** BEGIN **

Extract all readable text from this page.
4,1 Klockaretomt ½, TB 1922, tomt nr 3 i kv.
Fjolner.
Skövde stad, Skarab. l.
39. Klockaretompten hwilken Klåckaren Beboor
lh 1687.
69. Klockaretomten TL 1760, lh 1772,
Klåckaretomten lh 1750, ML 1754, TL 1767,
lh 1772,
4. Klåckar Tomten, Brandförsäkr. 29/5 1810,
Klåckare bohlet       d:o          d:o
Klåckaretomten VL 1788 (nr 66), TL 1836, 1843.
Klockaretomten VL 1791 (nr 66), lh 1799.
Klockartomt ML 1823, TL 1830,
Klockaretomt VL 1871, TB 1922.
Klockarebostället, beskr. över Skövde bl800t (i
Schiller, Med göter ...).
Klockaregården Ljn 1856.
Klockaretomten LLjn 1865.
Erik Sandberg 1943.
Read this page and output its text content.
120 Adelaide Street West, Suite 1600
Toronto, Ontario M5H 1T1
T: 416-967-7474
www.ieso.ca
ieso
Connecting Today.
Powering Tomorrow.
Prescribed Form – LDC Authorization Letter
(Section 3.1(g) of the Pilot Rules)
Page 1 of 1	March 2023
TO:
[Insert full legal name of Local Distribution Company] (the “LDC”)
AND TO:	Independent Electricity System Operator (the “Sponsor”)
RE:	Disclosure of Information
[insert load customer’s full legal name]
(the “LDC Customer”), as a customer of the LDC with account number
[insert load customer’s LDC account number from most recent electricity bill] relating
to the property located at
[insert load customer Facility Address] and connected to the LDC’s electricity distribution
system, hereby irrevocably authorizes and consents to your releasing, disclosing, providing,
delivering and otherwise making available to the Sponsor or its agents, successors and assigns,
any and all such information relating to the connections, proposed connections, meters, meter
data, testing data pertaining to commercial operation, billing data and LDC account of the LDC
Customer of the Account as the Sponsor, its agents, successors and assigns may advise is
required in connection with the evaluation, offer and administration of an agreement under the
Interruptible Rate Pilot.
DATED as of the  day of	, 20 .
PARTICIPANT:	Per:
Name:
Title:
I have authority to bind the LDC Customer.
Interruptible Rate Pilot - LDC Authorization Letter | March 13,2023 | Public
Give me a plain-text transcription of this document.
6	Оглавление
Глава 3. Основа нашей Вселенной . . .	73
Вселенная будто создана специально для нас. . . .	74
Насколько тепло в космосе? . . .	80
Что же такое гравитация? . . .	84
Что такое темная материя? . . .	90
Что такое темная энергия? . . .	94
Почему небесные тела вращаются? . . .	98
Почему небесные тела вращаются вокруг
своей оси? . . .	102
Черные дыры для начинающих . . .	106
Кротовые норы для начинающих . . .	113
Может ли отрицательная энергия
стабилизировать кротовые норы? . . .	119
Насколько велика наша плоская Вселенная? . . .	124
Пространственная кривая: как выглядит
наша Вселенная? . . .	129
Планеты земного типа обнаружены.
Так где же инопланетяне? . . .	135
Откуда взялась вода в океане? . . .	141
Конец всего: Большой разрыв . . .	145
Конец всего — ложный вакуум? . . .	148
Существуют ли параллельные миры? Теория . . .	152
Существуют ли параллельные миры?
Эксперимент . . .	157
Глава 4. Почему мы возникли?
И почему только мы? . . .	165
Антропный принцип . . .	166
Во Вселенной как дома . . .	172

** END **

## [Instruction]
Each entry above needs to be retyped exactly.

## [Output of the task]
Extract all readable text from this page.
4,1 Klockaretomt ½, TB 1922, tomt nr 3 i kv.
Fjolner.
Skövde stad, Skarab. l.
39. Klockaretompten hwilken Klåckaren Beboor
lh 1687.
69. Klockaretomten TL 1760, lh 1772,
Klåckaretomten lh 1750, ML 1754, TL 1767,
lh 1772,
4. Klåckar Tomten, Brandförsäkr. 29/5 1810,
Klåckare bohlet       d:o          d:o
Klåckaretomten VL 1788 (nr 66), TL 1836, 1843.
Klockaretomten VL 1791 (nr 66), lh 1799.
Klockartomt ML 1823, TL 1830,
Klockaretomt VL 1871, TB 1922.
Klockarebostället, beskr. över Skövde bl800t (i
Schiller, Med göter ...).
Klockaregården Ljn 1856.
Klockaretomten LLjn 1865.
Erik Sandberg 1943.
Read this page and output its text content.
120 Adelaide Street West, Suite 1600
Toronto, Ontario M5H 1T1
T: 416-967-7474
www.ieso.ca
ieso
Connecting Today.
Powering Tomorrow.
Prescribed Form – LDC Authorization Letter
(Section 3.1(g) of the Pilot Rules)
Page 1 of 1	March 2023
TO:
[Insert full legal name of Local Distribution Company] (the “LDC”)
AND TO:	Independent Electricity System Operator (the “Sponsor”)
RE:	Disclosure of Information
[insert load customer’s full legal name]
(the “LDC Customer”), as a customer of the LDC with account number
[insert load customer’s LDC account number from most recent electricity bill] relating
to the property located at
[insert load customer Facility Address] and connected to the LDC’s electricity distribution
system, hereby irrevocably authorizes and consents to your releasing, disclosing, providing,
delivering and otherwise making available to the Sponsor or its agents, successors and assigns,
any and all such information relating to the connections, proposed connections, meters, meter
data, testing data pertaining to commercial operation, billing data and LDC account of the LDC
Customer of the Account as the Sponsor, its agents, successors and assigns may advise is
required in connection with the evaluation, offer and administration of an agreement under the
Interruptible Rate Pilot.
DATED as of the  day of	, 20 .
PARTICIPANT:	Per:
Name:
Title:
I have authority to bind the LDC Customer.
Interruptible Rate Pilot - LDC Authorization Letter | March 13,2023 | Public
Give me a plain-text transcription of this document.
6	Оглавление
Глава 3. Основа нашей Вселенной . . .	73
Вселенная будто создана специально для нас. . . .	74
Насколько тепло в космосе? . . .	80
Что же такое гравитация? . . .	84
Что такое темная материя? . . .	90
Что такое темная энергия? . . .	94
Почему небесные тела вращаются? . . .	98
Почему небесные тела вращаются вокруг
своей оси? . . .	102
Черные дыры для начинающих . . .	106
Кротовые норы для начинающих . . .	113
Может ли отрицательная энергия
стабилизировать кротовые норы? . . .	119
Насколько велика наша плоская Вселенная? . . .	124
Пространственная кривая: как выглядит
наша Вселенная? . . .	129
Планеты земного типа обнаружены.
Так где же инопланетяне? . . .	135
Откуда взялась вода в океане? . . .	141
Конец всего: Большой разрыв . . .	145
Конец всего — ложный вакуум? . . .	148
Существуют ли параллельные миры? Теория . . .	152
Существуют ли параллельные миры?
Эксперимент . . .	157
Глава 4. Почему мы возникли?
И почему только мы? . . .	165
Антропный принцип . . .	166
Во Вселенной как дома . . .	172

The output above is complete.